Listing:
------------------------------
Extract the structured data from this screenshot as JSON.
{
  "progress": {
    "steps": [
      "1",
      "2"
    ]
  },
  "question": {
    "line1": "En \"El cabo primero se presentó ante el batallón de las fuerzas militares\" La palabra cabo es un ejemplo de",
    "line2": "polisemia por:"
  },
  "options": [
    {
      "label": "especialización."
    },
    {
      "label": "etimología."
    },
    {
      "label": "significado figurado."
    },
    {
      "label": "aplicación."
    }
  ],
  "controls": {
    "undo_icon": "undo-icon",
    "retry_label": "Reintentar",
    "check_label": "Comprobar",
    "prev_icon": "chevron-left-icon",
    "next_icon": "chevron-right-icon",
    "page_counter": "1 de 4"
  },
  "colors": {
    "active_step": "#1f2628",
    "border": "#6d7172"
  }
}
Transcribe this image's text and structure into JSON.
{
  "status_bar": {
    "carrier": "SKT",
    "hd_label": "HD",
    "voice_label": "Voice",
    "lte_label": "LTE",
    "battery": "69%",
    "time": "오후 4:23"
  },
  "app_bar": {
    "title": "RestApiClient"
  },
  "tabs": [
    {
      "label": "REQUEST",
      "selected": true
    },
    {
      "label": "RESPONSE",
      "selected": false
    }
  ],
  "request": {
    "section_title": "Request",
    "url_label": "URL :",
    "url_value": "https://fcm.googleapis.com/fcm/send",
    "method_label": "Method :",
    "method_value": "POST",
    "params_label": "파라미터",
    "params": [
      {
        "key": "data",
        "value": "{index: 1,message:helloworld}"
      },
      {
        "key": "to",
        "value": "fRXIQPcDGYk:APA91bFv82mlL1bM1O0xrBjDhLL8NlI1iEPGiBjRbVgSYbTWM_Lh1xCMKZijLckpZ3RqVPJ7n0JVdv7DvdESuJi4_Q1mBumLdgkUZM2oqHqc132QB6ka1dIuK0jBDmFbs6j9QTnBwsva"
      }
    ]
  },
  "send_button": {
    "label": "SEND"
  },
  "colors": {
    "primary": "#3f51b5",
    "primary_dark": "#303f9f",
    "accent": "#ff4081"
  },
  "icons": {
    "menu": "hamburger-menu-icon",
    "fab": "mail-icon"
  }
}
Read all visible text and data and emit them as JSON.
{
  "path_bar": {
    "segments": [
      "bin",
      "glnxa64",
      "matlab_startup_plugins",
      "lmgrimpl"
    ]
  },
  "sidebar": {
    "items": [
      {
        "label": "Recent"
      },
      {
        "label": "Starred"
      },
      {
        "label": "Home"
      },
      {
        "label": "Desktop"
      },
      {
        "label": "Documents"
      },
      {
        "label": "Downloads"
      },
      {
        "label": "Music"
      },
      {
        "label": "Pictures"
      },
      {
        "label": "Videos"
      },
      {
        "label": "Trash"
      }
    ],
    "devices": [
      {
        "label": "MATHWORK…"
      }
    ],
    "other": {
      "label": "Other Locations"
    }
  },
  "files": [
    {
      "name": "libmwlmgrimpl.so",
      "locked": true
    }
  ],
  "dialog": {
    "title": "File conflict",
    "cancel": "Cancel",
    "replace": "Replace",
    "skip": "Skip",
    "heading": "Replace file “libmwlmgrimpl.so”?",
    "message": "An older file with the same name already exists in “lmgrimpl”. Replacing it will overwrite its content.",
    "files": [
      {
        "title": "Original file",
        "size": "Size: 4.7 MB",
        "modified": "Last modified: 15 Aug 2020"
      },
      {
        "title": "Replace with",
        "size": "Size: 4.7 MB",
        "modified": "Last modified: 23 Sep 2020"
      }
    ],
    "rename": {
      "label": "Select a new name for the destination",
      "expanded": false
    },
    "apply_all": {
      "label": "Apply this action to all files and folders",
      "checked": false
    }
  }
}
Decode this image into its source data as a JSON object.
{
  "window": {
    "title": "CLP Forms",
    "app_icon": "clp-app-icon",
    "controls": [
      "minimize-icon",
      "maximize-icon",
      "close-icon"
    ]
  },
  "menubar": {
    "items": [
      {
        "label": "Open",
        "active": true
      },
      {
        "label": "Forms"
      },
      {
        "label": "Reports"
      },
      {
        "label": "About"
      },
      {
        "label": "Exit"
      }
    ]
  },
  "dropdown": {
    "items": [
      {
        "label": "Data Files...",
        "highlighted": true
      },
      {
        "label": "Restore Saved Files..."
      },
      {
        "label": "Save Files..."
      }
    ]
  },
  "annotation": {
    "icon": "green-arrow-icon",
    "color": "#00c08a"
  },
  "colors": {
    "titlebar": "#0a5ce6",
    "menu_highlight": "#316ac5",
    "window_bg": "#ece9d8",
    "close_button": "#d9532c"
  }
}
------------------------------
Set exercise:
Which lines of the data above contain "chevron"? Copy each one.

Answer to this exercise:
    "prev_icon": "chevron-left-icon",
    "next_icon": "chevron-right-icon",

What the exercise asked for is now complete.